Data records
········

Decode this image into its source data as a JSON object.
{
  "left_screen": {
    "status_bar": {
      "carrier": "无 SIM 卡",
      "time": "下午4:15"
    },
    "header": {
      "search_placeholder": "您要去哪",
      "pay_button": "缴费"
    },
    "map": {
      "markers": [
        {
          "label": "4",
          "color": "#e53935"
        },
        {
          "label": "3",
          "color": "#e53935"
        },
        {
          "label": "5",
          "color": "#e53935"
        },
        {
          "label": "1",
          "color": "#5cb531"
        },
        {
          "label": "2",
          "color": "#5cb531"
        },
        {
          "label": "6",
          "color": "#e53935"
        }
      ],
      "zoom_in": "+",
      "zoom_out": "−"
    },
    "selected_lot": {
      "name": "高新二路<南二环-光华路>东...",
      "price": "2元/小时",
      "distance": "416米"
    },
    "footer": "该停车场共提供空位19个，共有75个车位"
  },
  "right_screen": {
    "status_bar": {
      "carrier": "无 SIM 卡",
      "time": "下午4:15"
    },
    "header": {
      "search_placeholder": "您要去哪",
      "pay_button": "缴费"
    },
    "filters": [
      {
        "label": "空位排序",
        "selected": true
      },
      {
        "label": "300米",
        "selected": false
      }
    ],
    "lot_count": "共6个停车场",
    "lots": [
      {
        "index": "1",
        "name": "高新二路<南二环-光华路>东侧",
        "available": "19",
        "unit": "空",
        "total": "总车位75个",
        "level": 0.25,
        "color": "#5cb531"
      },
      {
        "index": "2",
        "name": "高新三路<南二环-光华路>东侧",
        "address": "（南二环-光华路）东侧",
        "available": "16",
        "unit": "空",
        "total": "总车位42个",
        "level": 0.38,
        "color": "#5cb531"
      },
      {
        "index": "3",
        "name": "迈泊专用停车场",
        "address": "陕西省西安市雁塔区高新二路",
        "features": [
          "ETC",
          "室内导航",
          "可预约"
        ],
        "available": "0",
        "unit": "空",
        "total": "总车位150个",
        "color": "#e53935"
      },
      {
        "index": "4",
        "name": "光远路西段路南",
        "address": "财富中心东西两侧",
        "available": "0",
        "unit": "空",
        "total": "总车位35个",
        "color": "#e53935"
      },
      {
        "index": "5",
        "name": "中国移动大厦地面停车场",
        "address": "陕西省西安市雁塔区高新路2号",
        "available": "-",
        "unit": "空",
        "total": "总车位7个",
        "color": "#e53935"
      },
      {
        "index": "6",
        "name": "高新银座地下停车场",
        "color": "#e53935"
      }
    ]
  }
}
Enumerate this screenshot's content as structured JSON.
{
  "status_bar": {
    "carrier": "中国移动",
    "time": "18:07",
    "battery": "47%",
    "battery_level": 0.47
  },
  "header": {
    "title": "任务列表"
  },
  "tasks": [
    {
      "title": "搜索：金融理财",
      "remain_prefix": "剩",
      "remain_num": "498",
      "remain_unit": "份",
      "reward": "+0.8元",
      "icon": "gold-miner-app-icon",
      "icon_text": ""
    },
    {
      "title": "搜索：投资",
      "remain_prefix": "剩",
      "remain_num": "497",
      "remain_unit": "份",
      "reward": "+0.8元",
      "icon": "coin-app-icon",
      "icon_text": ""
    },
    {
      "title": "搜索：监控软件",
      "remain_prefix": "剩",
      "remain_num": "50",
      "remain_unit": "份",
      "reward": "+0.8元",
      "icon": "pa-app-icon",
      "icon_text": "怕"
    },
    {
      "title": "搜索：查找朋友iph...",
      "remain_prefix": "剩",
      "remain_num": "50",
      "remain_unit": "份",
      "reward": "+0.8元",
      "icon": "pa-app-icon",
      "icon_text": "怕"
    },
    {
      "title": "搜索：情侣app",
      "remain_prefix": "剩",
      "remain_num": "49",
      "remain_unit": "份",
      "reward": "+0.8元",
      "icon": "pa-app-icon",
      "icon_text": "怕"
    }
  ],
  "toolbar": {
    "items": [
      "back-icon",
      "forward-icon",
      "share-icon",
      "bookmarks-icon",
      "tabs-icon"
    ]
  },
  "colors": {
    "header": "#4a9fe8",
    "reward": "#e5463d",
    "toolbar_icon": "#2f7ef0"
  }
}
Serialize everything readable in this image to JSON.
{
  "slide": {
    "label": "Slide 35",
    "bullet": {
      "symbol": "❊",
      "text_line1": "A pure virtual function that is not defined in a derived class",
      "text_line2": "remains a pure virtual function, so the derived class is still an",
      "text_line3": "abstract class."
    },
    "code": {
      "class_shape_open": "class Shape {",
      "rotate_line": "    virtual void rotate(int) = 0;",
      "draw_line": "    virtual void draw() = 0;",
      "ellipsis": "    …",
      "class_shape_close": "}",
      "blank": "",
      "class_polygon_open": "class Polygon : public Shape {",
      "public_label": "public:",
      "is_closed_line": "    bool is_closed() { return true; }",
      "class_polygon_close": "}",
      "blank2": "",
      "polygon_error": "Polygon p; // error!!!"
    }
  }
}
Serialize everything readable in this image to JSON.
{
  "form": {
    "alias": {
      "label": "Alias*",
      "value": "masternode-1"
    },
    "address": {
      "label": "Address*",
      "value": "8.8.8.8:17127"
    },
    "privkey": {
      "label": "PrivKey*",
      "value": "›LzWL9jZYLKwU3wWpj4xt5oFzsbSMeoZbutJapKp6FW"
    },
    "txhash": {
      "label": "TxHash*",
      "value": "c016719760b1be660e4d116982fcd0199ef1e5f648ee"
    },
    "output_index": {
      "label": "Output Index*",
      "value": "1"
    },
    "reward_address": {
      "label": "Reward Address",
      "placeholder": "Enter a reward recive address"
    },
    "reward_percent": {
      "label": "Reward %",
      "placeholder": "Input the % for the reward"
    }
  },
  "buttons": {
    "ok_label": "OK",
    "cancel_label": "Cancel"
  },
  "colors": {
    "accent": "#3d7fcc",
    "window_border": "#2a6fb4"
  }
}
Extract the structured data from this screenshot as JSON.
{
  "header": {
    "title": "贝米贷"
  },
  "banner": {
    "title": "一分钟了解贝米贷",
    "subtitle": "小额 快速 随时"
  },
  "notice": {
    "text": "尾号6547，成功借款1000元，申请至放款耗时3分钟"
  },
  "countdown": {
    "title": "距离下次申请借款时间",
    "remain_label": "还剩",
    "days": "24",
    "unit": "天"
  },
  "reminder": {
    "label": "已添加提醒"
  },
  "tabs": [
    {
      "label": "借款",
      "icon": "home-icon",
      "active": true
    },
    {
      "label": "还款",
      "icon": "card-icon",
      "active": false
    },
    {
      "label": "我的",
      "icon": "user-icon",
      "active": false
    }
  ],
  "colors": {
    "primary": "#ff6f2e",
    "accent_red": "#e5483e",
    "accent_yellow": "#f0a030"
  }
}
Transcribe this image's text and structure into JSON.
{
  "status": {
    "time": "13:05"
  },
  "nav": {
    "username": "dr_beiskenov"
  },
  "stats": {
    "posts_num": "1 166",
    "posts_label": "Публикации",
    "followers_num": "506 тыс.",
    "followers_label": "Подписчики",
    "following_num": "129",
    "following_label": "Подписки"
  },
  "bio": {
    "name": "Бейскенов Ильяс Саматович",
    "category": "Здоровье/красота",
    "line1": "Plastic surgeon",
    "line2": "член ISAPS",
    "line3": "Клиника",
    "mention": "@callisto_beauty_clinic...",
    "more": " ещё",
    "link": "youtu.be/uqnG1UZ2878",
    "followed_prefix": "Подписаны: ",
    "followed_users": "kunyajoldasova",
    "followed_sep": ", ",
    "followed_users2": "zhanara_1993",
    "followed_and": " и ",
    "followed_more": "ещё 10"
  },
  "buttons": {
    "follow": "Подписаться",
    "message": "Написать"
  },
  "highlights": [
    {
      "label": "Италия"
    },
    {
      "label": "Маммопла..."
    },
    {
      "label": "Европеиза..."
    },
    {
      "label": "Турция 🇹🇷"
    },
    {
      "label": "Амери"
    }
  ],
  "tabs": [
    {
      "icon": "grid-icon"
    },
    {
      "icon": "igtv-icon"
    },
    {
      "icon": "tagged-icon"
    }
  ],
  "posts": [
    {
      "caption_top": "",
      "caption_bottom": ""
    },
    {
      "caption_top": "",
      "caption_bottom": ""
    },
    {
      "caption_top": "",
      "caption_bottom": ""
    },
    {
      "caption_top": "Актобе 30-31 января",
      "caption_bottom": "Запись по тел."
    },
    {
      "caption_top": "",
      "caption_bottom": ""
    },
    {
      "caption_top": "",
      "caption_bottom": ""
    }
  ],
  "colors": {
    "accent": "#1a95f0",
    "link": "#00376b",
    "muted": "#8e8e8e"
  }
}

········

Locate the word "structured" in the records and collect each line it appears in.

Worked solution ::
Enumerate this screenshot's content as structured JSON.
Extract the structured data from this screenshot as JSON.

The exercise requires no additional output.